Prof. Dr. Angelika Niebler, Mitglied des Europäischen Parlaments © Angelika Niebler

Diversifizierung ist auch Aufgabe der Industrie

Angelika Niebler ist seit 1999 Mitglied des Europäischen Parlaments. Neben ihrer Tätigkeit als Co-Vorsitzende der CDU/CSU-Gruppe im Europäischen Parlament ist sie Mitglied des Ausschusses für Industrie, Forschung und Energie (ITRE). Im Interview erläutert sie die Bedeutung eines geeinten Europas, die wichtige Rolle des Europäischen Parlaments und die Herausforderungen, vor welchen sie die deutsche Industrie sieht.

Was motiviert Sie für Ihre Arbeit?

Europa ist für mich schon immer eine Herzensangelegenheit gewesen. Ich bin zutiefst überzeugt, dass wir eine starke Europäische Union brauchen, die global als verlässlicher Partner wahrgenommen wird. Das Europäische Parlament, dem ich seit vielen Jahren als Abgeordnete angehöre, spielt dabei eine zentrale Rolle. Europa ist unsere Gegenwart und unsere Zukunft. Nur wenn wir zusammen handeln, werden wir zukünftige Herausforderungen und Krisen meistern können. Der brutale Krieg Russlands gegen die Ukraine zeigt uns deutlich, wie wichtig der Zusammenhalt in der Europäischen Union ist und wie sehr wir darauf hinwirken müssen, dass wir in Europa mehr Verantwortung für unsere eigene Sicherheit übernehmen. Wir brauchen zudem einen europäischen Energiebinnenmarkt, um die Energieversorgung sicherzustellen und die Energiepreise in den Griff zu bekommen. Auch die Covid-19-Pandemie hat gezeigt, wie wichtig gemeinsames Handeln, z.B. bei der gemeinsamen Beschaffung des Impfstoffs, ist. Der Binnenmarkt und die gemeinsame Währung sind zentral für unseren Industriestandort Deutschland. An diesem gemeinsamen europäischen Haus tagtäglich mitbauen zu können, motiviert mich ungemein, wie mich auch die vielen Debatten und Diskussionen mit Kolleginnen und Kollegen aus den anderen 26 Mitgliedstaaten um die richtigen Lösungen jeden Tag inspirieren und bereichern.

==============================

=== Aufgaben ===
[A] Schreiben Sie den Abschnitt des Interviews neu, der mit den Worten „Diversifizierung ist auch“ beginnt und mit „deutsche Industrie sieht.“ endet, und setzen Sie dabei „Gespräch“ anstelle von „Interview“ ein.
[B] Beantworten Sie anhand des Interviews diese Fragen:
(i) Seit welchem Jahr ist Angelika Niebler Mitglied des Europäischen Parlaments?
(ii) Welchem Ausschuss gehört sie an?
(iii) Welches Beispiel für gemeinsames Handeln während der Covid-19-Pandemie nennt sie?

=== Einträge im Datensatz ===
==============================

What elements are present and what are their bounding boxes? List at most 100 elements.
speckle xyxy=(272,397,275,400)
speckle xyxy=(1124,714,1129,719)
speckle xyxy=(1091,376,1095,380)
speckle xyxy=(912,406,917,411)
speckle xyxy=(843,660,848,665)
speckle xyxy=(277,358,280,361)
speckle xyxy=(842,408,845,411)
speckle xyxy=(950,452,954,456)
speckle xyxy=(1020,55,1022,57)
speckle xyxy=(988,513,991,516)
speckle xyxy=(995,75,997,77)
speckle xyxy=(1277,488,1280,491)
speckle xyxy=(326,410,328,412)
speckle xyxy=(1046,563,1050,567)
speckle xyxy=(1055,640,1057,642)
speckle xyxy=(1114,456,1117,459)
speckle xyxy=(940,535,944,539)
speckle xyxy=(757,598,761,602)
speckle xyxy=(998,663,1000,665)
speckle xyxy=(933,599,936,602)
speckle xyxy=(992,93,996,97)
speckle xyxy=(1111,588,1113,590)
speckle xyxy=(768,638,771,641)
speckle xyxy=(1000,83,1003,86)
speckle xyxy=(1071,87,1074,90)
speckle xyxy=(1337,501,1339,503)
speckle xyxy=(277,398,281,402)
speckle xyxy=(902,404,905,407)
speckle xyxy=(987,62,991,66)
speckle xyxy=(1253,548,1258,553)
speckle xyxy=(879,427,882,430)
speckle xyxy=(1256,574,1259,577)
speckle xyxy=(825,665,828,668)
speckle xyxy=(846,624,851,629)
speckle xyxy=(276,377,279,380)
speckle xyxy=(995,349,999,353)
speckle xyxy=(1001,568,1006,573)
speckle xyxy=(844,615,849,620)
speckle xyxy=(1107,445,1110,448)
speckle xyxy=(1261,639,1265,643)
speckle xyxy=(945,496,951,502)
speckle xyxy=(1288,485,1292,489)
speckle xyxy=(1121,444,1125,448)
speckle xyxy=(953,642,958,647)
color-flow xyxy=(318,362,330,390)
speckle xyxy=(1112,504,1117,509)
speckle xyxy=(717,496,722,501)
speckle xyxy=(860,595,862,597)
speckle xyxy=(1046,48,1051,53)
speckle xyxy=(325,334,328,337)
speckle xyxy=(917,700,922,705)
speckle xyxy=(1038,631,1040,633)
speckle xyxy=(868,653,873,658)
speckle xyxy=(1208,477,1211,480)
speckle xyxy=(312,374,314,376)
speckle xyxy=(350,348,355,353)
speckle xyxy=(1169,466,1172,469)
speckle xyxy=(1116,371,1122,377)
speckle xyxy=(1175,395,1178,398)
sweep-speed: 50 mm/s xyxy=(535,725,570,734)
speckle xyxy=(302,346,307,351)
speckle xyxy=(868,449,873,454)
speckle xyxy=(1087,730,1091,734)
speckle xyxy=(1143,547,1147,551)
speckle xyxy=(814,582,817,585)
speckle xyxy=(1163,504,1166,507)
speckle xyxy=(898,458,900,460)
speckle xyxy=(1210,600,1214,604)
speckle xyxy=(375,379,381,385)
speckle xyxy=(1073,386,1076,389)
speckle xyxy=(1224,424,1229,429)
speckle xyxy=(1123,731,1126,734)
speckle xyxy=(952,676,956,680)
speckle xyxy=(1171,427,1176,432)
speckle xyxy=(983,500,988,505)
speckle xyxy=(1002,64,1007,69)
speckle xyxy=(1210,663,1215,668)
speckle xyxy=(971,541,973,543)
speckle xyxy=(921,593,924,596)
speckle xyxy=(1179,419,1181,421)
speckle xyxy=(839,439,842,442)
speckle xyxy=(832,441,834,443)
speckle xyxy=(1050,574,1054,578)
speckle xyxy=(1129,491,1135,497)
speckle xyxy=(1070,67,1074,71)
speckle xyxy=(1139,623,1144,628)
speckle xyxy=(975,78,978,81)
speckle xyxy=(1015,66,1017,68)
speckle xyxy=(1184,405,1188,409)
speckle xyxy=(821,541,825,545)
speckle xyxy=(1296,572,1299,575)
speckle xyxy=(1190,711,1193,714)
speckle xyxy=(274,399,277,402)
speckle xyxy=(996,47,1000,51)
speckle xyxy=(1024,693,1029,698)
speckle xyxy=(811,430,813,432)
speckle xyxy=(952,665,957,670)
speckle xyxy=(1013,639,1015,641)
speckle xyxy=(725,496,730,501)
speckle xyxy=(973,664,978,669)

==============================

=== Lösungen ===
[A]
Diversifizierung ist auch Aufgabe der Industrie

Angelika Niebler ist seit 1999 Mitglied des Europäischen Parlaments. Neben ihrer Tätigkeit als Co-Vorsitzende der CDU/CSU-Gruppe im Europäischen Parlament ist sie Mitglied des Ausschusses für Industrie, Forschung und Energie (ITRE). Im Gespräch erläutert sie die Bedeutung eines geeinten Europas, die wichtige Rolle des Europäischen Parlaments und die Herausforderungen, vor welchen sie die deutsche Industrie sieht.

[B]
(i) Seit 1999.
(ii) Dem Ausschuss für Industrie, Forschung und Energie (ITRE).
(iii) Die gemeinsame Beschaffung des Impfstoffs.